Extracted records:
* start *
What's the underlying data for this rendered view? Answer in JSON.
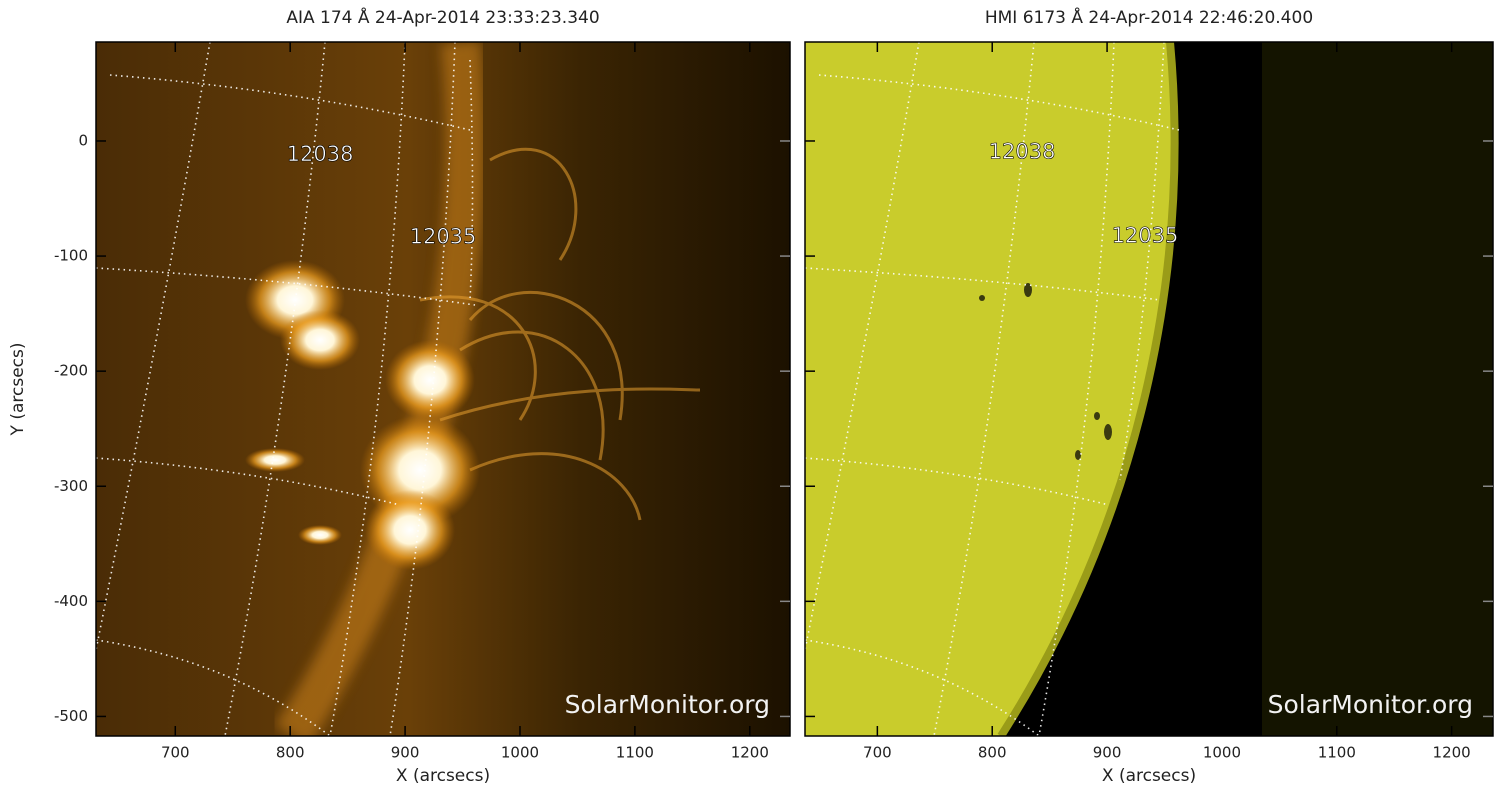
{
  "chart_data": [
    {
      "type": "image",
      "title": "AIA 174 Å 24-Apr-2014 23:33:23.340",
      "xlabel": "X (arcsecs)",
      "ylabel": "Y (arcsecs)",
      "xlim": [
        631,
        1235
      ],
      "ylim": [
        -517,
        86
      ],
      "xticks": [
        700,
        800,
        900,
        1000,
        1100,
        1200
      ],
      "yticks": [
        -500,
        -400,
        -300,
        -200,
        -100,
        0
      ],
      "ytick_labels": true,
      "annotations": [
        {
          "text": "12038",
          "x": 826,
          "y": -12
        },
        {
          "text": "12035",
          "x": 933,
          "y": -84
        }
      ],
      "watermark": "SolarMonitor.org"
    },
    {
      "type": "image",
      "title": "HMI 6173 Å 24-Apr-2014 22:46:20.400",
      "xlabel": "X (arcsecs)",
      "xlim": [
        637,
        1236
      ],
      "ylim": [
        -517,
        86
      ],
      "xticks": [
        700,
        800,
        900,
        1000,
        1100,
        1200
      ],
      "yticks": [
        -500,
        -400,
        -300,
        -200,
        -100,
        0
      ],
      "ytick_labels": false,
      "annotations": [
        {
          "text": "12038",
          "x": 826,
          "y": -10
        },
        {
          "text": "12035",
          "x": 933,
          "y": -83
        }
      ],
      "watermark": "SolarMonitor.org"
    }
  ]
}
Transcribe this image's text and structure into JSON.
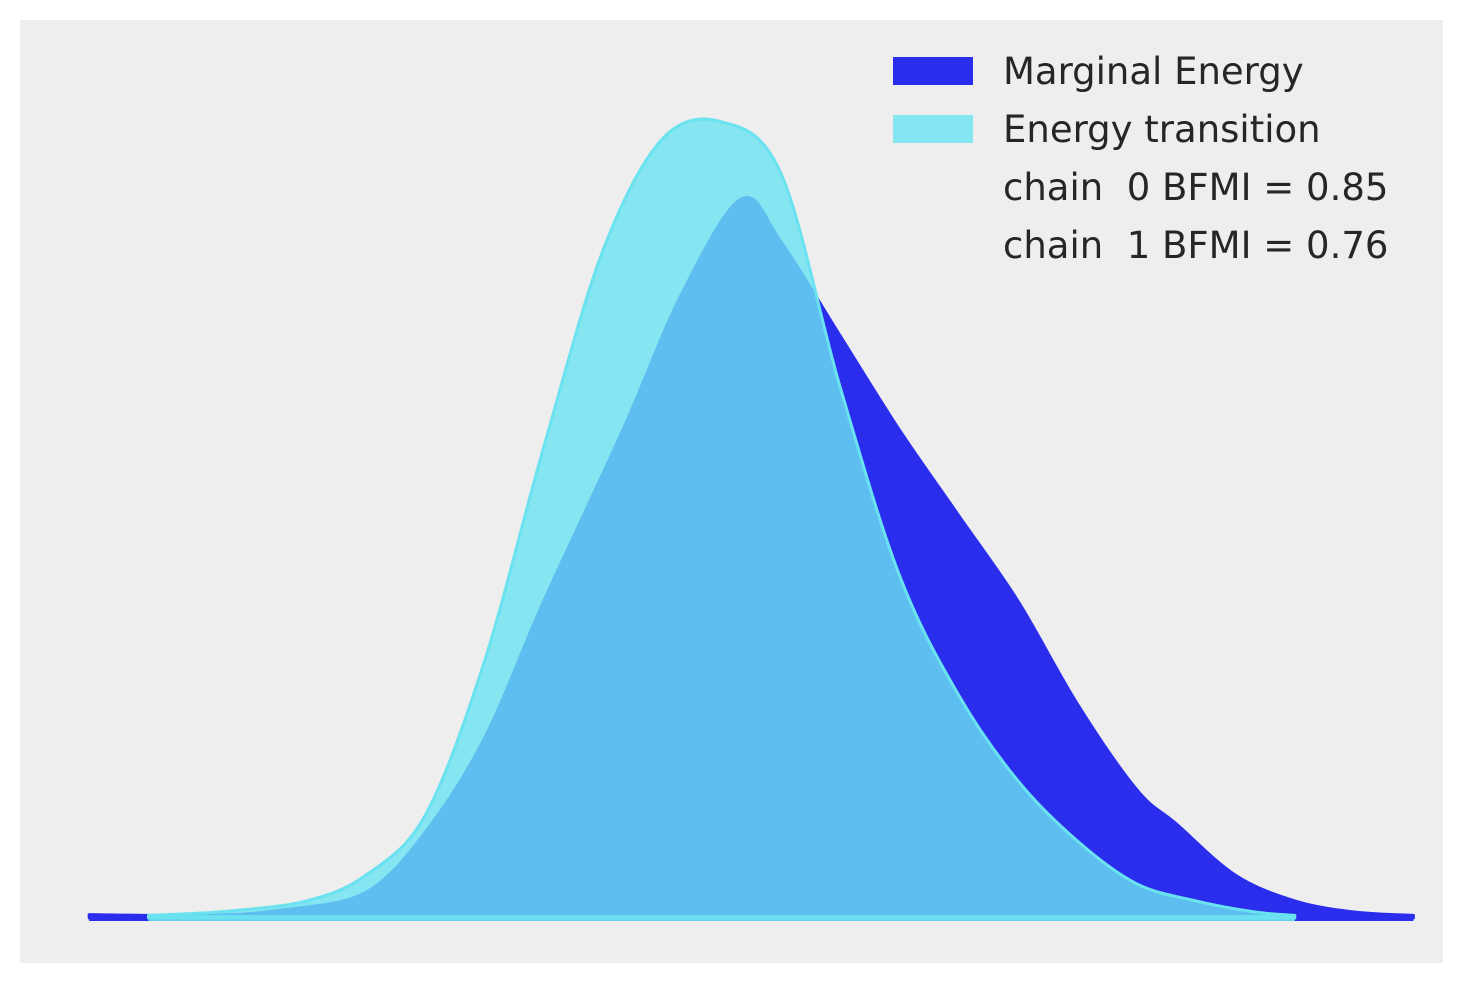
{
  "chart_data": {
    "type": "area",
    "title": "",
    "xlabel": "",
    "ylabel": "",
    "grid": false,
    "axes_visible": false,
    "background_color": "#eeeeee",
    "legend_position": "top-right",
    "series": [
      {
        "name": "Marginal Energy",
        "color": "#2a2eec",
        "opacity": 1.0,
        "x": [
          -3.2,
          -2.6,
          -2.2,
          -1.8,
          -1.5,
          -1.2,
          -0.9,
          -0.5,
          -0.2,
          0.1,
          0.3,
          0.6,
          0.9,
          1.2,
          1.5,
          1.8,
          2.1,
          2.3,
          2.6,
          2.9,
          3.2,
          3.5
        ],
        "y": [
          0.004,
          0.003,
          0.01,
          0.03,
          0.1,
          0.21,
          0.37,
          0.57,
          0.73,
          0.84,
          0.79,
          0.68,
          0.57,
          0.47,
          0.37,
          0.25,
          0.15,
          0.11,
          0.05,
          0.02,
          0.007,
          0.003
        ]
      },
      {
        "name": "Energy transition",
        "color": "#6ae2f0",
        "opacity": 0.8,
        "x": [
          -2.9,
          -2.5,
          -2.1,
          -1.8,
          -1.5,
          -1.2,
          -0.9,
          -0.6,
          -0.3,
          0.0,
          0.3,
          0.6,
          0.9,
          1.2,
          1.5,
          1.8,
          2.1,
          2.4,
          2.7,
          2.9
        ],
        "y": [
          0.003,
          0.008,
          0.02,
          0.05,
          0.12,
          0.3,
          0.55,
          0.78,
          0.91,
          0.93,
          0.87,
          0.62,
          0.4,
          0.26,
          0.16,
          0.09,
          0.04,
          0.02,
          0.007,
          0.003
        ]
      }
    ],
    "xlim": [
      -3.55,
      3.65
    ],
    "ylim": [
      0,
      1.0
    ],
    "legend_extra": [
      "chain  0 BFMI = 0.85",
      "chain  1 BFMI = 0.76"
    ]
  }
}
* end *
▶ **PROMPT**:
Pictures stay out; reproduce every line of the records exactly.

▶ **WRITTEN ANSWER**:
What's the underlying data for this rendered view? Answer in JSON.
{
  "chart_data": [
    {
      "type": "image",
      "title": "AIA 174 Å 24-Apr-2014 23:33:23.340",
      "xlabel": "X (arcsecs)",
      "ylabel": "Y (arcsecs)",
      "xlim": [
        631,
        1235
      ],
      "ylim": [
        -517,
        86
      ],
      "xticks": [
        700,
        800,
        900,
        1000,
        1100,
        1200
      ],
      "yticks": [
        -500,
        -400,
        -300,
        -200,
        -100,
        0
      ],
      "ytick_labels": true,
      "annotations": [
        {
          "text": "12038",
          "x": 826,
          "y": -12
        },
        {
          "text": "12035",
          "x": 933,
          "y": -84
        }
      ],
      "watermark": "SolarMonitor.org"
    },
    {
      "type": "image",
      "title": "HMI 6173 Å 24-Apr-2014 22:46:20.400",
      "xlabel": "X (arcsecs)",
      "xlim": [
        637,
        1236
      ],
      "ylim": [
        -517,
        86
      ],
      "xticks": [
        700,
        800,
        900,
        1000,
        1100,
        1200
      ],
      "yticks": [
        -500,
        -400,
        -300,
        -200,
        -100,
        0
      ],
      "ytick_labels": false,
      "annotations": [
        {
          "text": "12038",
          "x": 826,
          "y": -10
        },
        {
          "text": "12035",
          "x": 933,
          "y": -83
        }
      ],
      "watermark": "SolarMonitor.org"
    }
  ]
}
Transcribe this image's text and structure into JSON.
{
  "chart_data": {
    "type": "area",
    "title": "",
    "xlabel": "",
    "ylabel": "",
    "grid": false,
    "axes_visible": false,
    "background_color": "#eeeeee",
    "legend_position": "top-right",
    "series": [
      {
        "name": "Marginal Energy",
        "color": "#2a2eec",
        "opacity": 1.0,
        "x": [
          -3.2,
          -2.6,
          -2.2,
          -1.8,
          -1.5,
          -1.2,
          -0.9,
          -0.5,
          -0.2,
          0.1,
          0.3,
          0.6,
          0.9,
          1.2,
          1.5,
          1.8,
          2.1,
          2.3,
          2.6,
          2.9,
          3.2,
          3.5
        ],
        "y": [
          0.004,
          0.003,
          0.01,
          0.03,
          0.1,
          0.21,
          0.37,
          0.57,
          0.73,
          0.84,
          0.79,
          0.68,
          0.57,
          0.47,
          0.37,
          0.25,
          0.15,
          0.11,
          0.05,
          0.02,
          0.007,
          0.003
        ]
      },
      {
        "name": "Energy transition",
        "color": "#6ae2f0",
        "opacity": 0.8,
        "x": [
          -2.9,
          -2.5,
          -2.1,
          -1.8,
          -1.5,
          -1.2,
          -0.9,
          -0.6,
          -0.3,
          0.0,
          0.3,
          0.6,
          0.9,
          1.2,
          1.5,
          1.8,
          2.1,
          2.4,
          2.7,
          2.9
        ],
        "y": [
          0.003,
          0.008,
          0.02,
          0.05,
          0.12,
          0.3,
          0.55,
          0.78,
          0.91,
          0.93,
          0.87,
          0.62,
          0.4,
          0.26,
          0.16,
          0.09,
          0.04,
          0.02,
          0.007,
          0.003
        ]
      }
    ],
    "xlim": [
      -3.55,
      3.65
    ],
    "ylim": [
      0,
      1.0
    ],
    "legend_extra": [
      "chain  0 BFMI = 0.85",
      "chain  1 BFMI = 0.76"
    ]
  }
}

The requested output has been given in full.